# Source data
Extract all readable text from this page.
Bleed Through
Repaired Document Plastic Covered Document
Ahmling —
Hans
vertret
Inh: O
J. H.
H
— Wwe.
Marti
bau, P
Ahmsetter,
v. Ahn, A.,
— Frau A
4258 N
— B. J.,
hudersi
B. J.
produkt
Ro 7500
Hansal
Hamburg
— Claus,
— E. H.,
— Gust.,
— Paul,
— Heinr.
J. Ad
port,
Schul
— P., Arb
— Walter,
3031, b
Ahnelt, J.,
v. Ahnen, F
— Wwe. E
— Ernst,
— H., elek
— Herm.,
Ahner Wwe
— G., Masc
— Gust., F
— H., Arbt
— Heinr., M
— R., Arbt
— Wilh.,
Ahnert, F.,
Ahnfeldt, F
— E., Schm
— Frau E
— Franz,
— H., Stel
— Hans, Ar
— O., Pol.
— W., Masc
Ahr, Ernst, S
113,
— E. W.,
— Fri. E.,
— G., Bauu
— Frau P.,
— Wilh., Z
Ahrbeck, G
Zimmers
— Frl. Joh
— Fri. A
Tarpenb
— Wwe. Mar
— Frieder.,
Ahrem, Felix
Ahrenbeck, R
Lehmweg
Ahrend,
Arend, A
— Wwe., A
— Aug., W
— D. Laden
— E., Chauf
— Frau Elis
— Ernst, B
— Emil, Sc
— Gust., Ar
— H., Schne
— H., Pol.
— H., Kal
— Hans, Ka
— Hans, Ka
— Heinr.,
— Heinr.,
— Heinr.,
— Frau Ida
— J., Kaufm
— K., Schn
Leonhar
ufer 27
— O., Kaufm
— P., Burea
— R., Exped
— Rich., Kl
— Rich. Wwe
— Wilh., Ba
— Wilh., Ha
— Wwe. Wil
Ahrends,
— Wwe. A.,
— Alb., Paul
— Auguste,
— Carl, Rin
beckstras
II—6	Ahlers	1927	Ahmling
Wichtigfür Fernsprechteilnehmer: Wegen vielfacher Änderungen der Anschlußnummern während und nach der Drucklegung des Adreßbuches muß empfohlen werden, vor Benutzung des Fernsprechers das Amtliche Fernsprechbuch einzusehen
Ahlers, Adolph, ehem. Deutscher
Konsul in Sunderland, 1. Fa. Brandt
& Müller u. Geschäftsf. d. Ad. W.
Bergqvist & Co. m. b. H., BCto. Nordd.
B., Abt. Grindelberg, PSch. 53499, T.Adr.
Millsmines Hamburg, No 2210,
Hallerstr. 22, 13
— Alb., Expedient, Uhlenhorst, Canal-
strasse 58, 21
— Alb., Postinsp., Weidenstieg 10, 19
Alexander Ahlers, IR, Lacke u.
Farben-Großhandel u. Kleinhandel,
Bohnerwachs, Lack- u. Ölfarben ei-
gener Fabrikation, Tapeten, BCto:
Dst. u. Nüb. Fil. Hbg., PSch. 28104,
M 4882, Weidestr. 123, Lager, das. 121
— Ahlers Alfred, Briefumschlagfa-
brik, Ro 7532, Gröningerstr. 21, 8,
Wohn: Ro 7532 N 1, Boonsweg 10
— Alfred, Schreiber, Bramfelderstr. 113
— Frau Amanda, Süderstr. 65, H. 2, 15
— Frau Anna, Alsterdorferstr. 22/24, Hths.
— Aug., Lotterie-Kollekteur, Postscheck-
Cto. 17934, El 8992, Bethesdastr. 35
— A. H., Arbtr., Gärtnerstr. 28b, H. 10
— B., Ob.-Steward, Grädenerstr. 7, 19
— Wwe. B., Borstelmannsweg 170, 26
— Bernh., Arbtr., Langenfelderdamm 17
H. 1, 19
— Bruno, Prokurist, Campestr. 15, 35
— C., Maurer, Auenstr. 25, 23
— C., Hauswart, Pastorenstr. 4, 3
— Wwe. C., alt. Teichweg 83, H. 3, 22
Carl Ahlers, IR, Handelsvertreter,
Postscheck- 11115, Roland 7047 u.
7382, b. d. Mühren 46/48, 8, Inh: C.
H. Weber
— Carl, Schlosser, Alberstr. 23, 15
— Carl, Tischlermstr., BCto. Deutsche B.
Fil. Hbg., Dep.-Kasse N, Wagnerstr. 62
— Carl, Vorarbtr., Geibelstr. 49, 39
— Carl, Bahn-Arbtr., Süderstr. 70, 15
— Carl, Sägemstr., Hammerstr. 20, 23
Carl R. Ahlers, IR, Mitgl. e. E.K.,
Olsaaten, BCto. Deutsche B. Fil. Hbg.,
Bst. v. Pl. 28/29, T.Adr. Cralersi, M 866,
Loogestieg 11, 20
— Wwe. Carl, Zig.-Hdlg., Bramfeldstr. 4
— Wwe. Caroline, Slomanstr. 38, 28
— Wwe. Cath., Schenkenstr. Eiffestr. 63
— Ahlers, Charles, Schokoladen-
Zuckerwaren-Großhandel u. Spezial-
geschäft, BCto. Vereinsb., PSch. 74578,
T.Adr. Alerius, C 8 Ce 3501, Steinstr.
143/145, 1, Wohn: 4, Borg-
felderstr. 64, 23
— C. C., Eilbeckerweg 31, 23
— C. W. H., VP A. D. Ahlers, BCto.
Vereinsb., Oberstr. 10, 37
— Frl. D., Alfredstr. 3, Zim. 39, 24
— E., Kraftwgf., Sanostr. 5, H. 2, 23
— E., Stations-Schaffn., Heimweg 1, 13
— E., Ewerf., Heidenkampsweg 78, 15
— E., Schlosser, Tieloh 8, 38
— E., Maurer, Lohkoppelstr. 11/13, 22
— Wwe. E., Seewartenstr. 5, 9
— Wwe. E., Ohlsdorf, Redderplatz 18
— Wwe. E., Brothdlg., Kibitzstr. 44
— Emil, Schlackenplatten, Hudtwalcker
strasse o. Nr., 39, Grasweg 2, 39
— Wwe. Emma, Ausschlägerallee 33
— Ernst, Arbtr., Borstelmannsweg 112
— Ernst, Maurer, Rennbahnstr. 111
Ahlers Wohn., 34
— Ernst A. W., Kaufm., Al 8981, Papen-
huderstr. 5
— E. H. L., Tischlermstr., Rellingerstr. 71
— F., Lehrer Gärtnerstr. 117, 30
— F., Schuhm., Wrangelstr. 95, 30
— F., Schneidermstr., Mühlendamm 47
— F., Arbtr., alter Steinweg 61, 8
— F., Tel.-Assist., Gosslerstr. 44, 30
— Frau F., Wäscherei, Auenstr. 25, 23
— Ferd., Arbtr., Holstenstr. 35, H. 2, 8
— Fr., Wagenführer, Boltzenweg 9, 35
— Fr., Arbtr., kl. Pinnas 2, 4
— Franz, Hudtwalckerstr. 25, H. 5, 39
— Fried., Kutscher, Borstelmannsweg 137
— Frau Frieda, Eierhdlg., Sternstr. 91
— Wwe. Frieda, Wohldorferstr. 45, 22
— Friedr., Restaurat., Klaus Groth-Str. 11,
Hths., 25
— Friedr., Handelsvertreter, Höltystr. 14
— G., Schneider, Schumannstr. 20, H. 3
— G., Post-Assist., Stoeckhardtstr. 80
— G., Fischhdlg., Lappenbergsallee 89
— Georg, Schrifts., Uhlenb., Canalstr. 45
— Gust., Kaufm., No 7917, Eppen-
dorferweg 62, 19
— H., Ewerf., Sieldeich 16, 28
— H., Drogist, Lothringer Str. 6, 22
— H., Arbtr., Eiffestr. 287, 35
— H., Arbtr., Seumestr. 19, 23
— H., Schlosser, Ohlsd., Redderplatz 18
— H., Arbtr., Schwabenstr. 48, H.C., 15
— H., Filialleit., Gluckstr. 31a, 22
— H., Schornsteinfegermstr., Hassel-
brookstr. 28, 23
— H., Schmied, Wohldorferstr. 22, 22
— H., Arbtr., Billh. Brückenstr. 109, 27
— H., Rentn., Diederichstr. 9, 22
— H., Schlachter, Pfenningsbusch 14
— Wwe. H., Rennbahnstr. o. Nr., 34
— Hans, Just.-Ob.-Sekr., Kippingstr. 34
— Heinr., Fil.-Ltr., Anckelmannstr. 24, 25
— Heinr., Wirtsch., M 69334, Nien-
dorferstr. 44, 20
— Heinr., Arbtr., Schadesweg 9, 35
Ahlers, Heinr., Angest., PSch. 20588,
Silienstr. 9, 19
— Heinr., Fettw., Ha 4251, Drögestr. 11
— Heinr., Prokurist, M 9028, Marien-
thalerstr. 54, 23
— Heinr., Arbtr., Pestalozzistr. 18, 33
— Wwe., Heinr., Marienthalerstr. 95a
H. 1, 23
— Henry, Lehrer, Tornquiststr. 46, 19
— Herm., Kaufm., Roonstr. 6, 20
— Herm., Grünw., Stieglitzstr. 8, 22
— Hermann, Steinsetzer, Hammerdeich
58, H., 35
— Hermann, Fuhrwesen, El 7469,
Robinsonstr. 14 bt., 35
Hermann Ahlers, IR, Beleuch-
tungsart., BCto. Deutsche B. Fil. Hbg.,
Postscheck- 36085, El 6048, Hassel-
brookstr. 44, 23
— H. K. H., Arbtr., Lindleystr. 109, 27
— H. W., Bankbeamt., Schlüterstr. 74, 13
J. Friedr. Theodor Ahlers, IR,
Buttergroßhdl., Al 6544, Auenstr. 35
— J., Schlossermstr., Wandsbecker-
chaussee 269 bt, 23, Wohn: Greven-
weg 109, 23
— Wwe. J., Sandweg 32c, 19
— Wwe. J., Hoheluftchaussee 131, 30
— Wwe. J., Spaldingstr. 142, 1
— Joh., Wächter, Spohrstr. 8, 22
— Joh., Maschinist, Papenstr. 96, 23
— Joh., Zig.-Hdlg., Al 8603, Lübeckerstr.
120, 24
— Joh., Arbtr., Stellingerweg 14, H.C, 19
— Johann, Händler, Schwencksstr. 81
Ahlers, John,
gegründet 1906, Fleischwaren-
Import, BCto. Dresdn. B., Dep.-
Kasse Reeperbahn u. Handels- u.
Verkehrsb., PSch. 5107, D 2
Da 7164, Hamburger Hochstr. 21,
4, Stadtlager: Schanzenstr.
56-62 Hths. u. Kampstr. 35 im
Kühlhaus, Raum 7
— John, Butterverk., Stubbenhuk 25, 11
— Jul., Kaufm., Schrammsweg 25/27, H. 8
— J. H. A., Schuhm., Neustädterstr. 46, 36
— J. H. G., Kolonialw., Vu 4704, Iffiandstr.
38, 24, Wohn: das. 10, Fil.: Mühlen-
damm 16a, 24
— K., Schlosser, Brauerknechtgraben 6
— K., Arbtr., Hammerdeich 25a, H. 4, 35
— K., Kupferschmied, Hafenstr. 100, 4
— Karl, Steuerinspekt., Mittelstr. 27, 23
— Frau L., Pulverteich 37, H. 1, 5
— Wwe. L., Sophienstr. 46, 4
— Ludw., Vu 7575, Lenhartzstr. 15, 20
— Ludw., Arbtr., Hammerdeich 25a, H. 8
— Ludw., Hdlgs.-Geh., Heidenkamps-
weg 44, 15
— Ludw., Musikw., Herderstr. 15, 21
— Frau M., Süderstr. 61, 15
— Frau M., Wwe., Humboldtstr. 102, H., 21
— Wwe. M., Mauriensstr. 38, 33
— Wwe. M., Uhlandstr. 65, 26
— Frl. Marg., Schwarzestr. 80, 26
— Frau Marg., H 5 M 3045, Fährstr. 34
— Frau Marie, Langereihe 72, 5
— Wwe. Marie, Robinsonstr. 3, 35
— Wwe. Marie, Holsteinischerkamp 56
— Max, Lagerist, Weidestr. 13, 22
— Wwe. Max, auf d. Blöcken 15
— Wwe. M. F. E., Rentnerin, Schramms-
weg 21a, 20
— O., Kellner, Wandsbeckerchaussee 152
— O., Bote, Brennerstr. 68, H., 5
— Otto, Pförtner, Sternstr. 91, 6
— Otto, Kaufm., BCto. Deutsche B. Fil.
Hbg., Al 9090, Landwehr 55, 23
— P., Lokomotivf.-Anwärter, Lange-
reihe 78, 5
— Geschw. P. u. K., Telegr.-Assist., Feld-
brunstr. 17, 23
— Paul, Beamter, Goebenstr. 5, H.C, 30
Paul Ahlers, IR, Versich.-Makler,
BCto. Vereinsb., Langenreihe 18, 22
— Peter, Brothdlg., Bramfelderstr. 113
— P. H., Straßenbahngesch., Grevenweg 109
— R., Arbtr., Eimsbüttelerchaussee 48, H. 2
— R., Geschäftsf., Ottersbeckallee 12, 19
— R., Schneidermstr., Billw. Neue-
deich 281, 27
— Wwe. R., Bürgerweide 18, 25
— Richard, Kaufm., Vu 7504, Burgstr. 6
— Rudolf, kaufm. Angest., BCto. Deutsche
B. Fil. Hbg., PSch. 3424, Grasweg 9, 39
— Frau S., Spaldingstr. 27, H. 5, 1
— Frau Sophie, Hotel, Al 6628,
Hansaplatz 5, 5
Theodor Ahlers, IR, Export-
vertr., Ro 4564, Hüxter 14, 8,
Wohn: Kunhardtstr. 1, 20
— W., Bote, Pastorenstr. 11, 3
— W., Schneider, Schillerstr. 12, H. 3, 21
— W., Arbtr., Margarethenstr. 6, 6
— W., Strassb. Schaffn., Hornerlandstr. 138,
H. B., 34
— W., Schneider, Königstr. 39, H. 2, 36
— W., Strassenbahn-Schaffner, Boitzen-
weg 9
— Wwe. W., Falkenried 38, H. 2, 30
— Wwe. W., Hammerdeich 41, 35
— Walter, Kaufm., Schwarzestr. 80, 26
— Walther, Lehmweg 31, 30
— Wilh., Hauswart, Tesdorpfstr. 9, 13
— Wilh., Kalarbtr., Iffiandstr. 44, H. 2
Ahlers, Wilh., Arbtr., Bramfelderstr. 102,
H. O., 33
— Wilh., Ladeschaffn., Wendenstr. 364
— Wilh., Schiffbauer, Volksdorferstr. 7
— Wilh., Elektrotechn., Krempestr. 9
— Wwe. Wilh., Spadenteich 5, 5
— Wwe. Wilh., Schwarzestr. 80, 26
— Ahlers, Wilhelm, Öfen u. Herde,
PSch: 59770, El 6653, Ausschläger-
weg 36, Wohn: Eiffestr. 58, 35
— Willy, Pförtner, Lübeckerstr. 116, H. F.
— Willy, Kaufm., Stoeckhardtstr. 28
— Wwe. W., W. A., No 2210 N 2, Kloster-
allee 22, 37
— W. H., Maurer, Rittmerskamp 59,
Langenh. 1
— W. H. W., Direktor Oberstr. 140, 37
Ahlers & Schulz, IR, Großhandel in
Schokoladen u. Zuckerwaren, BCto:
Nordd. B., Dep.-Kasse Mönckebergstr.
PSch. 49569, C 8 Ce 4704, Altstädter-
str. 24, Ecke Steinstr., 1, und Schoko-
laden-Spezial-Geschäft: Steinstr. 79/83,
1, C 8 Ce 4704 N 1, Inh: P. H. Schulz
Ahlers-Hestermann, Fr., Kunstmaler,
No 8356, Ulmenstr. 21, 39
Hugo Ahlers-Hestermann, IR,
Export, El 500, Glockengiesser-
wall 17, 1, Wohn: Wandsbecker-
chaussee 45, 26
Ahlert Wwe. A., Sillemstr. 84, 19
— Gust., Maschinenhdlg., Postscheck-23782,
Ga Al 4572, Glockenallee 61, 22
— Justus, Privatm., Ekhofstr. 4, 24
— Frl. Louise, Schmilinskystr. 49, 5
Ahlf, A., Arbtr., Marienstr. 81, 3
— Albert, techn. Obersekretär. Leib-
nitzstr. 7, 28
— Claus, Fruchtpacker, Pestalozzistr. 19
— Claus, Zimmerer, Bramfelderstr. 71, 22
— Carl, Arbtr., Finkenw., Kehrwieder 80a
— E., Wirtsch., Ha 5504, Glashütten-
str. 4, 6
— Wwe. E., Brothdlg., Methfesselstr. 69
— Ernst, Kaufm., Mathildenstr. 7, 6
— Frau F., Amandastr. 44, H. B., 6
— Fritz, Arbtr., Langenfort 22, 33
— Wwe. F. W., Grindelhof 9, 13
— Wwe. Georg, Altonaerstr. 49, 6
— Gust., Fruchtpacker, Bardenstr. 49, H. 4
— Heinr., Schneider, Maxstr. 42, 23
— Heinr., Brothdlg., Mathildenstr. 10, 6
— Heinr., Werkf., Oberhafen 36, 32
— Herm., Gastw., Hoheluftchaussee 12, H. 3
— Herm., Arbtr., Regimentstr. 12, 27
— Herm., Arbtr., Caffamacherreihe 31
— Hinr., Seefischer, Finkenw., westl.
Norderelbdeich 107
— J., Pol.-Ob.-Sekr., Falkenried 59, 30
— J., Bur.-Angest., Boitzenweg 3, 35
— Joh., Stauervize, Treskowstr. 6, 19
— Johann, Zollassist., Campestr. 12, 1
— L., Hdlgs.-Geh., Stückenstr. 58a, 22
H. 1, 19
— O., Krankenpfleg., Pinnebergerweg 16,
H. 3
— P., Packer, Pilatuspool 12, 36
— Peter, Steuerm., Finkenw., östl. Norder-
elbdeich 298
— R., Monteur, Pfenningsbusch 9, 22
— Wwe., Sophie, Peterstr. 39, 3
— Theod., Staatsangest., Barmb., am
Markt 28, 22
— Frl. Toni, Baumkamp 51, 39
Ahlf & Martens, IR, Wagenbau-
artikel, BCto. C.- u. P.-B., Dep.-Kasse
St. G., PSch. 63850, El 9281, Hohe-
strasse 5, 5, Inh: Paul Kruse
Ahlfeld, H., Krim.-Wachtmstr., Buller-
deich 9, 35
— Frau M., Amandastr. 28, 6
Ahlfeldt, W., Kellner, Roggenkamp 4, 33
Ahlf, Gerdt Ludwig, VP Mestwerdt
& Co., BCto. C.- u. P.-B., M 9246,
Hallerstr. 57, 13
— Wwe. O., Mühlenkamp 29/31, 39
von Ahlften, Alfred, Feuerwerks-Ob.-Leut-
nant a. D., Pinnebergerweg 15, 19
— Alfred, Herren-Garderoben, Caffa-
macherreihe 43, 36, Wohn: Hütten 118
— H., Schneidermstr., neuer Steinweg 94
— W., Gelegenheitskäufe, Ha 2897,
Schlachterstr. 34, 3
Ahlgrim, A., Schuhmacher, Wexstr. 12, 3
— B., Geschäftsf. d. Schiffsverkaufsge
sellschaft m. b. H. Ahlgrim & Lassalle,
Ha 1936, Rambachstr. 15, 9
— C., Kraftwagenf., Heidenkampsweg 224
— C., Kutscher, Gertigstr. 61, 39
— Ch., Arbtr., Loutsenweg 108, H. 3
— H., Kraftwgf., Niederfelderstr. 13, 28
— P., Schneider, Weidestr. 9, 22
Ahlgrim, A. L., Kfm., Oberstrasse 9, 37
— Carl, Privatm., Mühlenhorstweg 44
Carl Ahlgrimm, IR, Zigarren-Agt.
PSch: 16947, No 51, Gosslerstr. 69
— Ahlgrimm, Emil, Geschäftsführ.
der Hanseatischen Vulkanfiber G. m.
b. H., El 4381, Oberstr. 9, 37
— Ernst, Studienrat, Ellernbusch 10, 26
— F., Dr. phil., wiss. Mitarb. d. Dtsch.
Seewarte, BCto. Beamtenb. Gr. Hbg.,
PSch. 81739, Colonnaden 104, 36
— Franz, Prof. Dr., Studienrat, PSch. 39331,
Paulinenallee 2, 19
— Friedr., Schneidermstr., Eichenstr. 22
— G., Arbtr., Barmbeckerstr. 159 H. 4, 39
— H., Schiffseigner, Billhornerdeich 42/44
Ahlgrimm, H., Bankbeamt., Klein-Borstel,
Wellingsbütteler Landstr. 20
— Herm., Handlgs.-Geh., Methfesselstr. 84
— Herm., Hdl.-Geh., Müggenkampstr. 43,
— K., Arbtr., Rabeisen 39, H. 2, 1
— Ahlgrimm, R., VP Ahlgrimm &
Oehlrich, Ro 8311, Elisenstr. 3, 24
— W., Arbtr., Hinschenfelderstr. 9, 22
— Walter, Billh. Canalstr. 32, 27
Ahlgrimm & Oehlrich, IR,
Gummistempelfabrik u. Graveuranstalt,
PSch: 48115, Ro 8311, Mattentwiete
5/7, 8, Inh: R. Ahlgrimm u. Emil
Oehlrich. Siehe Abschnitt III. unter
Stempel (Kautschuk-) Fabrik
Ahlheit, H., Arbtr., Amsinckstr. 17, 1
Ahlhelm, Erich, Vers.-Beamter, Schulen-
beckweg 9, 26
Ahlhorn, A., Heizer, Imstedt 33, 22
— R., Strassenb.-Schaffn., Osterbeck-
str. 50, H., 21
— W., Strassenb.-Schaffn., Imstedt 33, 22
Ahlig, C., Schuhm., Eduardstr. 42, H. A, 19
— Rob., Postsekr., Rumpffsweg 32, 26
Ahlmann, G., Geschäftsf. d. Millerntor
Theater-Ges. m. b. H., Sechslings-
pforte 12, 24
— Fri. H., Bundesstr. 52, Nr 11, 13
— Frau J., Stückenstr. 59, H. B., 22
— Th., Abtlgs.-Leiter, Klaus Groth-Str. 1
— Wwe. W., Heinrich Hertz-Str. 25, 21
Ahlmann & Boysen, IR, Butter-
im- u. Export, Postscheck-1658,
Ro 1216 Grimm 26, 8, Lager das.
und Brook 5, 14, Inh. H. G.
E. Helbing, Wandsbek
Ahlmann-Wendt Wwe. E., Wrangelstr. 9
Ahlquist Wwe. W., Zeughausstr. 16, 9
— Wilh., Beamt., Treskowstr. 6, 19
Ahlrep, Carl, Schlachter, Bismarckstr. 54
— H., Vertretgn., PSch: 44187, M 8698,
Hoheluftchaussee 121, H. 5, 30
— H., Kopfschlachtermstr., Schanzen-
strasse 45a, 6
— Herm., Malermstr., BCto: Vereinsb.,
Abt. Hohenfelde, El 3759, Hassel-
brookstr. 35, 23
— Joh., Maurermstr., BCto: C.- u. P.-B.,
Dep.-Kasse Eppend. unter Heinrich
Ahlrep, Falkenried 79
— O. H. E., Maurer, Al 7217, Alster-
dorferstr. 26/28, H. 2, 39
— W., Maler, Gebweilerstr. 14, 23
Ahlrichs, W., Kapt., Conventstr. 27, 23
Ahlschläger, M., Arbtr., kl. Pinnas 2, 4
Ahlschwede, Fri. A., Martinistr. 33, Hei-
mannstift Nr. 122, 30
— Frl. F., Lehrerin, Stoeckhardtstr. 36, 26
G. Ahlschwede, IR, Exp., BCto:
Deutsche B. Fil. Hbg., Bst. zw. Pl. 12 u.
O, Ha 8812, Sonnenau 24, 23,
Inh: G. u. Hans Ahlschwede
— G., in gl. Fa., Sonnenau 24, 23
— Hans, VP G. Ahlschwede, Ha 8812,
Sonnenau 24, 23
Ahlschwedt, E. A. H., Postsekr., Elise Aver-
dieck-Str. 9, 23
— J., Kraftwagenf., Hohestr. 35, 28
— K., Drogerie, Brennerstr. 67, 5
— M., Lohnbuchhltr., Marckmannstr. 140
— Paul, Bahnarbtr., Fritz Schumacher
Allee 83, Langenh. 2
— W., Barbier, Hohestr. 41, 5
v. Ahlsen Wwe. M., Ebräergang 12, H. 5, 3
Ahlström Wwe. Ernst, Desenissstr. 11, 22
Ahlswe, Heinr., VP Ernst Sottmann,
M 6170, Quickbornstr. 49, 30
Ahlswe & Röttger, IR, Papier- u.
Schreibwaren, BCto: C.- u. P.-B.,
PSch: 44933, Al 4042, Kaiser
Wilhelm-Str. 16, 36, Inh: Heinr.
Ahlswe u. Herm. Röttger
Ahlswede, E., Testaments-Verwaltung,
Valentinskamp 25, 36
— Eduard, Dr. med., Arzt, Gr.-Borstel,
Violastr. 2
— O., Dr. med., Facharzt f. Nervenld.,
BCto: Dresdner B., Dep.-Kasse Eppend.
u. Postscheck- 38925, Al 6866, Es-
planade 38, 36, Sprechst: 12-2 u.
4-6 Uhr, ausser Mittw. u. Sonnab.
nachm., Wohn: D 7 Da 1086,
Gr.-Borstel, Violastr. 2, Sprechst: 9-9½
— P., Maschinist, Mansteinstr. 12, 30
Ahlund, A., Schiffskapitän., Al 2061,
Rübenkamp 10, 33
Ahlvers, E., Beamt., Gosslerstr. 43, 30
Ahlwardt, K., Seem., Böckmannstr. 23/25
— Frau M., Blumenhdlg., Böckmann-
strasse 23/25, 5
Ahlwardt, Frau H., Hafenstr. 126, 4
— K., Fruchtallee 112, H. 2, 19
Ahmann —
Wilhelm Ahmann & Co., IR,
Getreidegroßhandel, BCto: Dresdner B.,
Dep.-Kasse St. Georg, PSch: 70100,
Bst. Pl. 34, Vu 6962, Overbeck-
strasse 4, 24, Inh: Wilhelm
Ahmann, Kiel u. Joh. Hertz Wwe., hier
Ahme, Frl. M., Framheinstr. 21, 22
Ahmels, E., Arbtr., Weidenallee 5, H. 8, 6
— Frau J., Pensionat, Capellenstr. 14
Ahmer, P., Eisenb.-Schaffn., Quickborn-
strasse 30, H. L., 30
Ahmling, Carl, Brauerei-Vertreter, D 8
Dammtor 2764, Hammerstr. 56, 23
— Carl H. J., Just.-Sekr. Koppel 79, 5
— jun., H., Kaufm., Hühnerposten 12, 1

# Task description
Search the data above for the string "Röttger" and return every line that has it.

# Solution to this task
Ahlswe & Röttger, IR, Papier- u.
Ahlswe u. Herm. Röttger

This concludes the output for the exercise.